--- MATERIAL SUPPLIED ---

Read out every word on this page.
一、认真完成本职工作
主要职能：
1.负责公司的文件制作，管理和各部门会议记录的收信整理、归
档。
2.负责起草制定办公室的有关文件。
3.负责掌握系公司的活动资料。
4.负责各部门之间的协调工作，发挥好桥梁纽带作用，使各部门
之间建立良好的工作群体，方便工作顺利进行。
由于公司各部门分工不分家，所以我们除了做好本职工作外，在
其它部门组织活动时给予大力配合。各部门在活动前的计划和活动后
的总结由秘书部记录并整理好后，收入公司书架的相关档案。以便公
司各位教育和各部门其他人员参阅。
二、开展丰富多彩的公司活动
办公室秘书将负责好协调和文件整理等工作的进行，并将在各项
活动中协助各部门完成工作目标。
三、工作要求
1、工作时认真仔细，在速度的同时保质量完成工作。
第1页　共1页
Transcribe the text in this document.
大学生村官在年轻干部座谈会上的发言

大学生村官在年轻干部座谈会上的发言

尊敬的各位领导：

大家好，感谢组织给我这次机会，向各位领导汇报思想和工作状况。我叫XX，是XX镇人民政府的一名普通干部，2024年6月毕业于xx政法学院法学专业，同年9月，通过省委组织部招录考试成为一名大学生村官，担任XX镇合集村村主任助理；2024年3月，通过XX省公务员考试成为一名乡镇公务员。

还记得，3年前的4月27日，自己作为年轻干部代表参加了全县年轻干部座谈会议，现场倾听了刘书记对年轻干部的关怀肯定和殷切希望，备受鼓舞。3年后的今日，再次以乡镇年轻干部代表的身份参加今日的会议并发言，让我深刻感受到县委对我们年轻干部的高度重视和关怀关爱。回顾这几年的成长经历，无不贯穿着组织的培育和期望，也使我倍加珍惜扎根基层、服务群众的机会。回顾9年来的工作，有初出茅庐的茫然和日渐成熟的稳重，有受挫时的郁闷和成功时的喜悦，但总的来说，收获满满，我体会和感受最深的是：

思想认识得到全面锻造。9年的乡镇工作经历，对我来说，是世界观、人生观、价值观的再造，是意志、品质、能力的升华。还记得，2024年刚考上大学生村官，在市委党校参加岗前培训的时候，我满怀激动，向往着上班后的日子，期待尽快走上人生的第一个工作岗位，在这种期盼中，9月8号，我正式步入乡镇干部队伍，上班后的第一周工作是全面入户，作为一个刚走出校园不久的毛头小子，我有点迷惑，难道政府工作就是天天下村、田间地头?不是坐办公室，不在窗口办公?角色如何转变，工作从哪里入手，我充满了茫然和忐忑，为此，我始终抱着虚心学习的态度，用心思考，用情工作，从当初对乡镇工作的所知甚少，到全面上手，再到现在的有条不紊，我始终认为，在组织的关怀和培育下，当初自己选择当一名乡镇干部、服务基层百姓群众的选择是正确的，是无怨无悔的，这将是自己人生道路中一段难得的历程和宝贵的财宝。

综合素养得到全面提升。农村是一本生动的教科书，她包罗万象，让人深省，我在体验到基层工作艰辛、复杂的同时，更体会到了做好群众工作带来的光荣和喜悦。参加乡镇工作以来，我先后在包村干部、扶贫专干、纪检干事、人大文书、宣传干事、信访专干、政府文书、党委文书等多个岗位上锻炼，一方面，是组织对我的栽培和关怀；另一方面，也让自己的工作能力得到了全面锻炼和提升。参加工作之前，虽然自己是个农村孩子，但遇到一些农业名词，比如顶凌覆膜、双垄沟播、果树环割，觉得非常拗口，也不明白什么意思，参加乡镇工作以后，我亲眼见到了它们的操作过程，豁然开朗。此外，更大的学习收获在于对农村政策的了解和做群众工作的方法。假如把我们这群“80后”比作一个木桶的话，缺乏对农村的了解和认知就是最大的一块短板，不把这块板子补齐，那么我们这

---

**TASK OBJECTIVE**
Exactly as they are written, print the entries again.

**OUTPUT FOR THIS TASK**
Read out every word on this page.
一、认真完成本职工作
主要职能：
1.负责公司的文件制作，管理和各部门会议记录的收信整理、归
档。
2.负责起草制定办公室的有关文件。
3.负责掌握系公司的活动资料。
4.负责各部门之间的协调工作，发挥好桥梁纽带作用，使各部门
之间建立良好的工作群体，方便工作顺利进行。
由于公司各部门分工不分家，所以我们除了做好本职工作外，在
其它部门组织活动时给予大力配合。各部门在活动前的计划和活动后
的总结由秘书部记录并整理好后，收入公司书架的相关档案。以便公
司各位教育和各部门其他人员参阅。
二、开展丰富多彩的公司活动
办公室秘书将负责好协调和文件整理等工作的进行，并将在各项
活动中协助各部门完成工作目标。
三、工作要求
1、工作时认真仔细，在速度的同时保质量完成工作。
第1页　共1页
Transcribe the text in this document.
大学生村官在年轻干部座谈会上的发言

大学生村官在年轻干部座谈会上的发言

尊敬的各位领导：

大家好，感谢组织给我这次机会，向各位领导汇报思想和工作状况。我叫XX，是XX镇人民政府的一名普通干部，2024年6月毕业于xx政法学院法学专业，同年9月，通过省委组织部招录考试成为一名大学生村官，担任XX镇合集村村主任助理；2024年3月，通过XX省公务员考试成为一名乡镇公务员。

还记得，3年前的4月27日，自己作为年轻干部代表参加了全县年轻干部座谈会议，现场倾听了刘书记对年轻干部的关怀肯定和殷切希望，备受鼓舞。3年后的今日，再次以乡镇年轻干部代表的身份参加今日的会议并发言，让我深刻感受到县委对我们年轻干部的高度重视和关怀关爱。回顾这几年的成长经历，无不贯穿着组织的培育和期望，也使我倍加珍惜扎根基层、服务群众的机会。回顾9年来的工作，有初出茅庐的茫然和日渐成熟的稳重，有受挫时的郁闷和成功时的喜悦，但总的来说，收获满满，我体会和感受最深的是：

思想认识得到全面锻造。9年的乡镇工作经历，对我来说，是世界观、人生观、价值观的再造，是意志、品质、能力的升华。还记得，2024年刚考上大学生村官，在市委党校参加岗前培训的时候，我满怀激动，向往着上班后的日子，期待尽快走上人生的第一个工作岗位，在这种期盼中，9月8号，我正式步入乡镇干部队伍，上班后的第一周工作是全面入户，作为一个刚走出校园不久的毛头小子，我有点迷惑，难道政府工作就是天天下村、田间地头?不是坐办公室，不在窗口办公?角色如何转变，工作从哪里入手，我充满了茫然和忐忑，为此，我始终抱着虚心学习的态度，用心思考，用情工作，从当初对乡镇工作的所知甚少，到全面上手，再到现在的有条不紊，我始终认为，在组织的关怀和培育下，当初自己选择当一名乡镇干部、服务基层百姓群众的选择是正确的，是无怨无悔的，这将是自己人生道路中一段难得的历程和宝贵的财宝。

综合素养得到全面提升。农村是一本生动的教科书，她包罗万象，让人深省，我在体验到基层工作艰辛、复杂的同时，更体会到了做好群众工作带来的光荣和喜悦。参加乡镇工作以来，我先后在包村干部、扶贫专干、纪检干事、人大文书、宣传干事、信访专干、政府文书、党委文书等多个岗位上锻炼，一方面，是组织对我的栽培和关怀；另一方面，也让自己的工作能力得到了全面锻炼和提升。参加工作之前，虽然自己是个农村孩子，但遇到一些农业名词，比如顶凌覆膜、双垄沟播、果树环割，觉得非常拗口，也不明白什么意思，参加乡镇工作以后，我亲眼见到了它们的操作过程，豁然开朗。此外，更大的学习收获在于对农村政策的了解和做群众工作的方法。假如把我们这群“80后”比作一个木桶的话，缺乏对农村的了解和认知就是最大的一块短板，不把这块板子补齐，那么我们这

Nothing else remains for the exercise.